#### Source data
○ ○ ○ ○ ○

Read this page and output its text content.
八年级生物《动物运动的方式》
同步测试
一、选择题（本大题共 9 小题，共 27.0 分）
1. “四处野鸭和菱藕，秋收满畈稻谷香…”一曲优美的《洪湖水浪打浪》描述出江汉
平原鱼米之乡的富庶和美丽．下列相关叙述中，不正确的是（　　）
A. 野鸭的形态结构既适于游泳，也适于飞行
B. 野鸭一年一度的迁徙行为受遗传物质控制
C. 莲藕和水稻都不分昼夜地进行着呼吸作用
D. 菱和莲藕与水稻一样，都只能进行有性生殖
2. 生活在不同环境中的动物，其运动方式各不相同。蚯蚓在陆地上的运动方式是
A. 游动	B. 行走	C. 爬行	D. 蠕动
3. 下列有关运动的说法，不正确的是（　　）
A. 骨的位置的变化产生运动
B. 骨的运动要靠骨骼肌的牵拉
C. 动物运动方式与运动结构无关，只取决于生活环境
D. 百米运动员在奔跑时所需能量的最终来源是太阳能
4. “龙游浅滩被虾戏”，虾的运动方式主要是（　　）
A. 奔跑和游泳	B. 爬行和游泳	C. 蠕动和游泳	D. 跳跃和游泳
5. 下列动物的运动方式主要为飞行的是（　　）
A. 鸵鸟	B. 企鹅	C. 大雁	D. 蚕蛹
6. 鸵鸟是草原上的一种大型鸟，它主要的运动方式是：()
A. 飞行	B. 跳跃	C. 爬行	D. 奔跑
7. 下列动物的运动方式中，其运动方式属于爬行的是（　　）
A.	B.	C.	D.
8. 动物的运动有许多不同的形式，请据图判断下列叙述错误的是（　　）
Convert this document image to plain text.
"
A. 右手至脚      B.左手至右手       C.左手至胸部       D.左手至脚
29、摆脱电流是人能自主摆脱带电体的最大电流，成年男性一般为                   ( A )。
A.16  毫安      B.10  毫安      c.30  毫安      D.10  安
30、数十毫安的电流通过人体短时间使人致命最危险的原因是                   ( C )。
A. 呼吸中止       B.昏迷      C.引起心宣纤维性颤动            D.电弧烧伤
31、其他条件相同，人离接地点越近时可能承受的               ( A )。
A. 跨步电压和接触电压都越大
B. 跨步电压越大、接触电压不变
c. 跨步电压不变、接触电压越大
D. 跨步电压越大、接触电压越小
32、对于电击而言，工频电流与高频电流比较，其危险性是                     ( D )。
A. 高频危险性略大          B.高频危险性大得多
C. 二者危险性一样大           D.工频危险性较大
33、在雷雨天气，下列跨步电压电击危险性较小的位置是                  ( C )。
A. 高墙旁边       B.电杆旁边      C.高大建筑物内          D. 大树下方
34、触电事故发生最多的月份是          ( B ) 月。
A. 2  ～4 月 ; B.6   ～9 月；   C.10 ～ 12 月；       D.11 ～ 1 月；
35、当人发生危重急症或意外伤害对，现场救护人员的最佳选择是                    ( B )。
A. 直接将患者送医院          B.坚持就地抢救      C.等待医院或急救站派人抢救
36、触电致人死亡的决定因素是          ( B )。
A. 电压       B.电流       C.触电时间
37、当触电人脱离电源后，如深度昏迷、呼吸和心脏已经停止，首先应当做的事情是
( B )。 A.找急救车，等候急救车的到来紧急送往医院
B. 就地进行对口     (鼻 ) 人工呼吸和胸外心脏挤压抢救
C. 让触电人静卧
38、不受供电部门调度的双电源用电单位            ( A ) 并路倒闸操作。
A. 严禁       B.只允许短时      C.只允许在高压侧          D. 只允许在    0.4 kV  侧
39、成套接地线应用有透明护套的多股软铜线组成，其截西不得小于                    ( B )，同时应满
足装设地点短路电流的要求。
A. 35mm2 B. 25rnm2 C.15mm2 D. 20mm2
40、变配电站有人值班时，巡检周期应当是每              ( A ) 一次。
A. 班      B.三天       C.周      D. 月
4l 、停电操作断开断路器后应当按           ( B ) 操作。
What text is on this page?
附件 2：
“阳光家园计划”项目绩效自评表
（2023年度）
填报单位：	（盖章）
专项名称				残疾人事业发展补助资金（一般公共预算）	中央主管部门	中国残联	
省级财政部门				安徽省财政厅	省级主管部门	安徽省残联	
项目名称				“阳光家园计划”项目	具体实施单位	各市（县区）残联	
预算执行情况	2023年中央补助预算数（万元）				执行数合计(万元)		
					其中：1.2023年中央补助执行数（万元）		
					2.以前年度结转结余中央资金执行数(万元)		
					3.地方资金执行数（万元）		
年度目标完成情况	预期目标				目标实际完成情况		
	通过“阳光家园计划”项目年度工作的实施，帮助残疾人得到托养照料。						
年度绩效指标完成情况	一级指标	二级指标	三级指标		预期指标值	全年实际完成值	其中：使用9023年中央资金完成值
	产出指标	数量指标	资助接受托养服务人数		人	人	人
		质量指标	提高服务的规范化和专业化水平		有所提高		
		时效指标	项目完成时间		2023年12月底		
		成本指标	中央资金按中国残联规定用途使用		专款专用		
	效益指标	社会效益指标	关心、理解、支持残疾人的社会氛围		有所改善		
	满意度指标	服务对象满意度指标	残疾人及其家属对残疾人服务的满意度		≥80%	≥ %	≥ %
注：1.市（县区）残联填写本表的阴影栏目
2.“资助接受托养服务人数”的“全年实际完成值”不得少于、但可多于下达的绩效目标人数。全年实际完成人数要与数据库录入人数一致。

○ ○ ○ ○ ○

#### STATED EXERCISE
From the listing, copy every line where the string "全年实际完成值" appears.

#### SOLUTION FOR THIS EXERCISE
年度绩效指标完成情况	一级指标	二级指标	三级指标		预期指标值	全年实际完成值	其中：使用9023年中央资金完成值
2.“资助接受托养服务人数”的“全年实际完成值”不得少于、但可多于下达的绩效目标人数。全年实际完成人数要与数据库录入人数一致。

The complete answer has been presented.